Records about charts and figures
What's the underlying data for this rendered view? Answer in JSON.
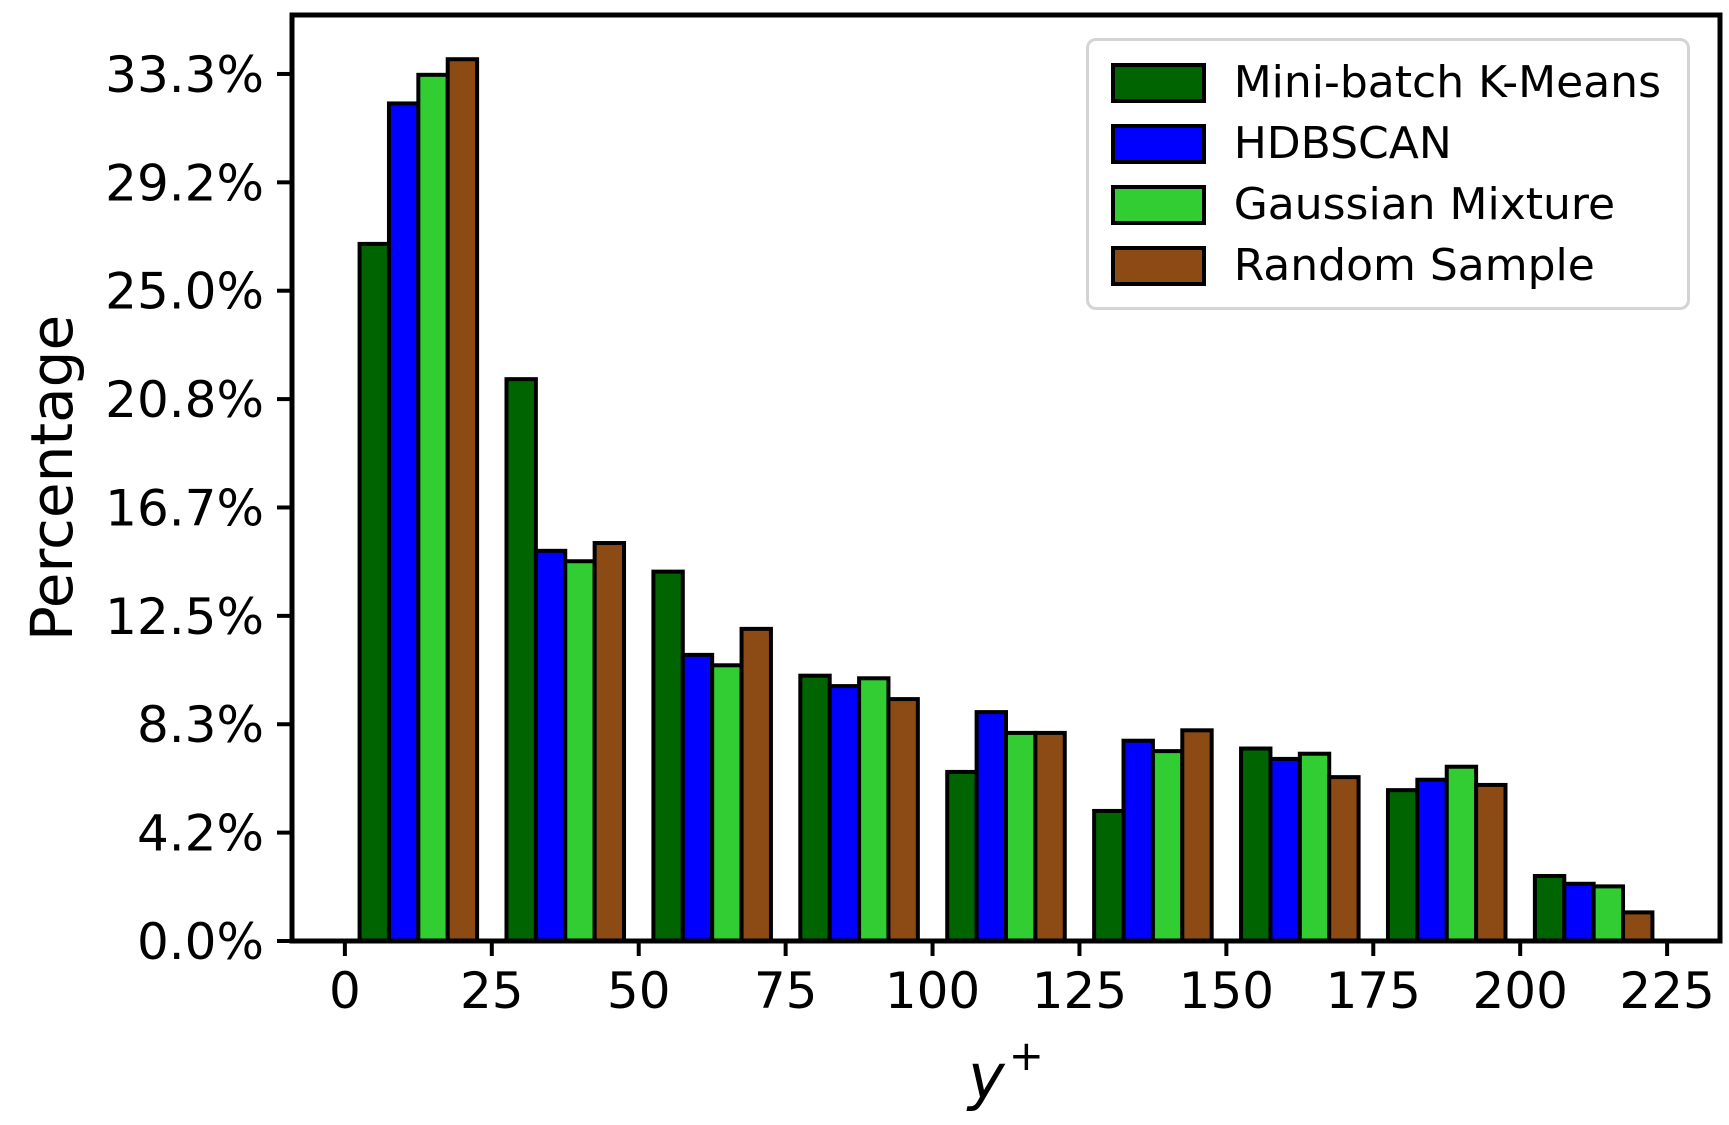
{
  "figure": {
    "background": "#ffffff",
    "frame_color": "#000000"
  },
  "chart_data": {
    "type": "bar",
    "subtype": "grouped-histogram",
    "title": "",
    "xlabel": "y+",
    "xlabel_base": "y",
    "xlabel_sup": "+",
    "ylabel": "Percentage",
    "categories": [
      "0–25",
      "25–50",
      "50–75",
      "75–100",
      "100–125",
      "125–150",
      "150–175",
      "175–200",
      "200–225"
    ],
    "bin_start": [
      0,
      25,
      50,
      75,
      100,
      125,
      150,
      175,
      200
    ],
    "bin_width": 25,
    "series": [
      {
        "name": "Mini-batch K-Means",
        "color": "#006400",
        "values": [
          26.8,
          21.6,
          14.2,
          10.2,
          6.5,
          5.0,
          7.4,
          5.8,
          2.5
        ]
      },
      {
        "name": "HDBSCAN",
        "color": "#0000ff",
        "values": [
          32.2,
          15.0,
          11.0,
          9.8,
          8.8,
          7.7,
          7.0,
          6.2,
          2.2
        ]
      },
      {
        "name": "Gaussian Mixture",
        "color": "#32cd32",
        "values": [
          33.3,
          14.6,
          10.6,
          10.1,
          8.0,
          7.3,
          7.2,
          6.7,
          2.1
        ]
      },
      {
        "name": "Random Sample",
        "color": "#8c4a15",
        "values": [
          33.9,
          15.3,
          12.0,
          9.3,
          8.0,
          8.1,
          6.3,
          6.0,
          1.1
        ]
      }
    ],
    "edge_color": "#000000",
    "edge_width": 4,
    "bar_group_fraction": 0.8,
    "xlim": [
      -9,
      234
    ],
    "ylim": [
      0,
      35.6
    ],
    "x_ticks": {
      "values": [
        0,
        25,
        50,
        75,
        100,
        125,
        150,
        175,
        200,
        225
      ],
      "labels": [
        "0",
        "25",
        "50",
        "75",
        "100",
        "125",
        "150",
        "175",
        "200",
        "225"
      ]
    },
    "y_ticks": {
      "values": [
        0,
        4.1667,
        8.3333,
        12.5,
        16.6667,
        20.8333,
        25.0,
        29.1667,
        33.3333
      ],
      "labels": [
        "0.0%",
        "4.2%",
        "8.3%",
        "12.5%",
        "16.7%",
        "20.8%",
        "25.0%",
        "29.2%",
        "33.3%"
      ]
    },
    "grid": "off",
    "legend": {
      "position": "upper right",
      "border_color": "#d4d4d4",
      "background": "#ffffff"
    }
  }
}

## Directions for this task
All records should be output exactly, with the pictures left out.

## Task result
What's the underlying data for this rendered view? Answer in JSON.
{
  "figure": {
    "background": "#ffffff",
    "frame_color": "#000000"
  },
  "chart_data": {
    "type": "bar",
    "subtype": "grouped-histogram",
    "title": "",
    "xlabel": "y+",
    "xlabel_base": "y",
    "xlabel_sup": "+",
    "ylabel": "Percentage",
    "categories": [
      "0–25",
      "25–50",
      "50–75",
      "75–100",
      "100–125",
      "125–150",
      "150–175",
      "175–200",
      "200–225"
    ],
    "bin_start": [
      0,
      25,
      50,
      75,
      100,
      125,
      150,
      175,
      200
    ],
    "bin_width": 25,
    "series": [
      {
        "name": "Mini-batch K-Means",
        "color": "#006400",
        "values": [
          26.8,
          21.6,
          14.2,
          10.2,
          6.5,
          5.0,
          7.4,
          5.8,
          2.5
        ]
      },
      {
        "name": "HDBSCAN",
        "color": "#0000ff",
        "values": [
          32.2,
          15.0,
          11.0,
          9.8,
          8.8,
          7.7,
          7.0,
          6.2,
          2.2
        ]
      },
      {
        "name": "Gaussian Mixture",
        "color": "#32cd32",
        "values": [
          33.3,
          14.6,
          10.6,
          10.1,
          8.0,
          7.3,
          7.2,
          6.7,
          2.1
        ]
      },
      {
        "name": "Random Sample",
        "color": "#8c4a15",
        "values": [
          33.9,
          15.3,
          12.0,
          9.3,
          8.0,
          8.1,
          6.3,
          6.0,
          1.1
        ]
      }
    ],
    "edge_color": "#000000",
    "edge_width": 4,
    "bar_group_fraction": 0.8,
    "xlim": [
      -9,
      234
    ],
    "ylim": [
      0,
      35.6
    ],
    "x_ticks": {
      "values": [
        0,
        25,
        50,
        75,
        100,
        125,
        150,
        175,
        200,
        225
      ],
      "labels": [
        "0",
        "25",
        "50",
        "75",
        "100",
        "125",
        "150",
        "175",
        "200",
        "225"
      ]
    },
    "y_ticks": {
      "values": [
        0,
        4.1667,
        8.3333,
        12.5,
        16.6667,
        20.8333,
        25.0,
        29.1667,
        33.3333
      ],
      "labels": [
        "0.0%",
        "4.2%",
        "8.3%",
        "12.5%",
        "16.7%",
        "20.8%",
        "25.0%",
        "29.2%",
        "33.3%"
      ]
    },
    "grid": "off",
    "legend": {
      "position": "upper right",
      "border_color": "#d4d4d4",
      "background": "#ffffff"
    }
  }
}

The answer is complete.